» INFORMATION SUPPLIED

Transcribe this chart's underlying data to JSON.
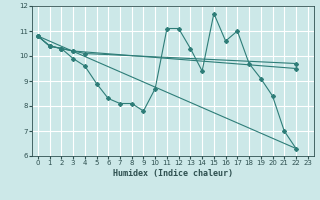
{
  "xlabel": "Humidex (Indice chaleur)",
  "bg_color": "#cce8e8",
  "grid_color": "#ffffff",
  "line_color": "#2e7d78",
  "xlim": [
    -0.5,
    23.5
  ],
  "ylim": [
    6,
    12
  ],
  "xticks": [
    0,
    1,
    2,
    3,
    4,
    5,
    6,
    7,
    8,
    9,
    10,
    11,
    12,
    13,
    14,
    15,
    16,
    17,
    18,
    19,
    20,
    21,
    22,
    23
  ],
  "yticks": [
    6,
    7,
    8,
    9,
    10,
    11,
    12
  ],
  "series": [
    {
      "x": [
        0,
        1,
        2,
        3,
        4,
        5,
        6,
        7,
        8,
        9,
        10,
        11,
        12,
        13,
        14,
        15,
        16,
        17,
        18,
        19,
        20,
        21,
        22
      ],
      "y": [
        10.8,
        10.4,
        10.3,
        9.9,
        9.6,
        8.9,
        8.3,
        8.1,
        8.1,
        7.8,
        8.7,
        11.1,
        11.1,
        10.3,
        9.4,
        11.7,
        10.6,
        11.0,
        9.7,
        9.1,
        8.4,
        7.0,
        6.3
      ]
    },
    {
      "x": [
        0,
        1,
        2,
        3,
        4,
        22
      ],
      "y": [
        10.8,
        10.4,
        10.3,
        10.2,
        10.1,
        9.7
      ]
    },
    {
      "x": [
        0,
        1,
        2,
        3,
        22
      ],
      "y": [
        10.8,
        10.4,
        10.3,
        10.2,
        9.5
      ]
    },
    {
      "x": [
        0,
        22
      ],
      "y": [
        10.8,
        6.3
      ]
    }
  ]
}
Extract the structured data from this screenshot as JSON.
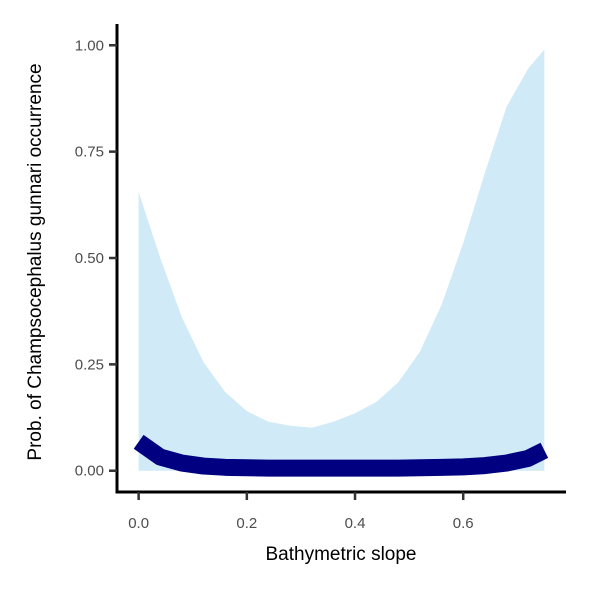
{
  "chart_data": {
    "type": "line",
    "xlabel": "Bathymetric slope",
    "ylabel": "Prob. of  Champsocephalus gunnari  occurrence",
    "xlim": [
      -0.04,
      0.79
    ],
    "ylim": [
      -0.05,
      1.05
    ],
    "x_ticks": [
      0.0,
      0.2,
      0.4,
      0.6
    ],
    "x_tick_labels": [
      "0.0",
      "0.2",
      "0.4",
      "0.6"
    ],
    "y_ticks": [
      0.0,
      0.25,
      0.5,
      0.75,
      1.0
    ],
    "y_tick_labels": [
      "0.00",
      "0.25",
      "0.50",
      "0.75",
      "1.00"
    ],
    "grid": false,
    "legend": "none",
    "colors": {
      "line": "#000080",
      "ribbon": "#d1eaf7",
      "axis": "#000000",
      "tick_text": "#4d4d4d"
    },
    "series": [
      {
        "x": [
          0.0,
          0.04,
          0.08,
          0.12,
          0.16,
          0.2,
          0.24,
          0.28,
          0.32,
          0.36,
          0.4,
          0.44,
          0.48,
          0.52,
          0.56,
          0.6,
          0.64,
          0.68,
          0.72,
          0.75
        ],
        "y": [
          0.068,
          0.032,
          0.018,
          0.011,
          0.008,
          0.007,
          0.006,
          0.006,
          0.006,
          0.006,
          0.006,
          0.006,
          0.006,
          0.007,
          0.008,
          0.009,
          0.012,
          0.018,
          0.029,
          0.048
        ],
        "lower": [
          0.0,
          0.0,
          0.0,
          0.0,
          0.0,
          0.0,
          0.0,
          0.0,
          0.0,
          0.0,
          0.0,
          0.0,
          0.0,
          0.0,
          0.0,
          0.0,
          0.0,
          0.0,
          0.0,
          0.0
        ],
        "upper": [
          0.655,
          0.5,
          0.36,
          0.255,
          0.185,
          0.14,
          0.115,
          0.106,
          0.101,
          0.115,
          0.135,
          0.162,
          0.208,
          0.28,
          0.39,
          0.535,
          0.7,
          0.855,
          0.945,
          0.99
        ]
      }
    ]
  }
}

» PROBLEM
Every record above should come back exactly, but without its pictures.

» SOLUTION TO THE EXERCISE
Transcribe this chart's underlying data to JSON.
{
  "xlabel": "Humidex (Indice chaleur)",
  "bg_color": "#cce8e8",
  "grid_color": "#ffffff",
  "line_color": "#2e7d78",
  "xlim": [
    -0.5,
    23.5
  ],
  "ylim": [
    6,
    12
  ],
  "xticks": [
    0,
    1,
    2,
    3,
    4,
    5,
    6,
    7,
    8,
    9,
    10,
    11,
    12,
    13,
    14,
    15,
    16,
    17,
    18,
    19,
    20,
    21,
    22,
    23
  ],
  "yticks": [
    6,
    7,
    8,
    9,
    10,
    11,
    12
  ],
  "series": [
    {
      "x": [
        0,
        1,
        2,
        3,
        4,
        5,
        6,
        7,
        8,
        9,
        10,
        11,
        12,
        13,
        14,
        15,
        16,
        17,
        18,
        19,
        20,
        21,
        22
      ],
      "y": [
        10.8,
        10.4,
        10.3,
        9.9,
        9.6,
        8.9,
        8.3,
        8.1,
        8.1,
        7.8,
        8.7,
        11.1,
        11.1,
        10.3,
        9.4,
        11.7,
        10.6,
        11.0,
        9.7,
        9.1,
        8.4,
        7.0,
        6.3
      ]
    },
    {
      "x": [
        0,
        1,
        2,
        3,
        4,
        22
      ],
      "y": [
        10.8,
        10.4,
        10.3,
        10.2,
        10.1,
        9.7
      ]
    },
    {
      "x": [
        0,
        1,
        2,
        3,
        22
      ],
      "y": [
        10.8,
        10.4,
        10.3,
        10.2,
        9.5
      ]
    },
    {
      "x": [
        0,
        22
      ],
      "y": [
        10.8,
        6.3
      ]
    }
  ]
}
Extract the structured data from this screenshot as JSON.
{
  "chart_data": {
    "type": "line",
    "xlabel": "Bathymetric slope",
    "ylabel": "Prob. of  Champsocephalus gunnari  occurrence",
    "xlim": [
      -0.04,
      0.79
    ],
    "ylim": [
      -0.05,
      1.05
    ],
    "x_ticks": [
      0.0,
      0.2,
      0.4,
      0.6
    ],
    "x_tick_labels": [
      "0.0",
      "0.2",
      "0.4",
      "0.6"
    ],
    "y_ticks": [
      0.0,
      0.25,
      0.5,
      0.75,
      1.0
    ],
    "y_tick_labels": [
      "0.00",
      "0.25",
      "0.50",
      "0.75",
      "1.00"
    ],
    "grid": false,
    "legend": "none",
    "colors": {
      "line": "#000080",
      "ribbon": "#d1eaf7",
      "axis": "#000000",
      "tick_text": "#4d4d4d"
    },
    "series": [
      {
        "x": [
          0.0,
          0.04,
          0.08,
          0.12,
          0.16,
          0.2,
          0.24,
          0.28,
          0.32,
          0.36,
          0.4,
          0.44,
          0.48,
          0.52,
          0.56,
          0.6,
          0.64,
          0.68,
          0.72,
          0.75
        ],
        "y": [
          0.068,
          0.032,
          0.018,
          0.011,
          0.008,
          0.007,
          0.006,
          0.006,
          0.006,
          0.006,
          0.006,
          0.006,
          0.006,
          0.007,
          0.008,
          0.009,
          0.012,
          0.018,
          0.029,
          0.048
        ],
        "lower": [
          0.0,
          0.0,
          0.0,
          0.0,
          0.0,
          0.0,
          0.0,
          0.0,
          0.0,
          0.0,
          0.0,
          0.0,
          0.0,
          0.0,
          0.0,
          0.0,
          0.0,
          0.0,
          0.0,
          0.0
        ],
        "upper": [
          0.655,
          0.5,
          0.36,
          0.255,
          0.185,
          0.14,
          0.115,
          0.106,
          0.101,
          0.115,
          0.135,
          0.162,
          0.208,
          0.28,
          0.39,
          0.535,
          0.7,
          0.855,
          0.945,
          0.99
        ]
      }
    ]
  }
}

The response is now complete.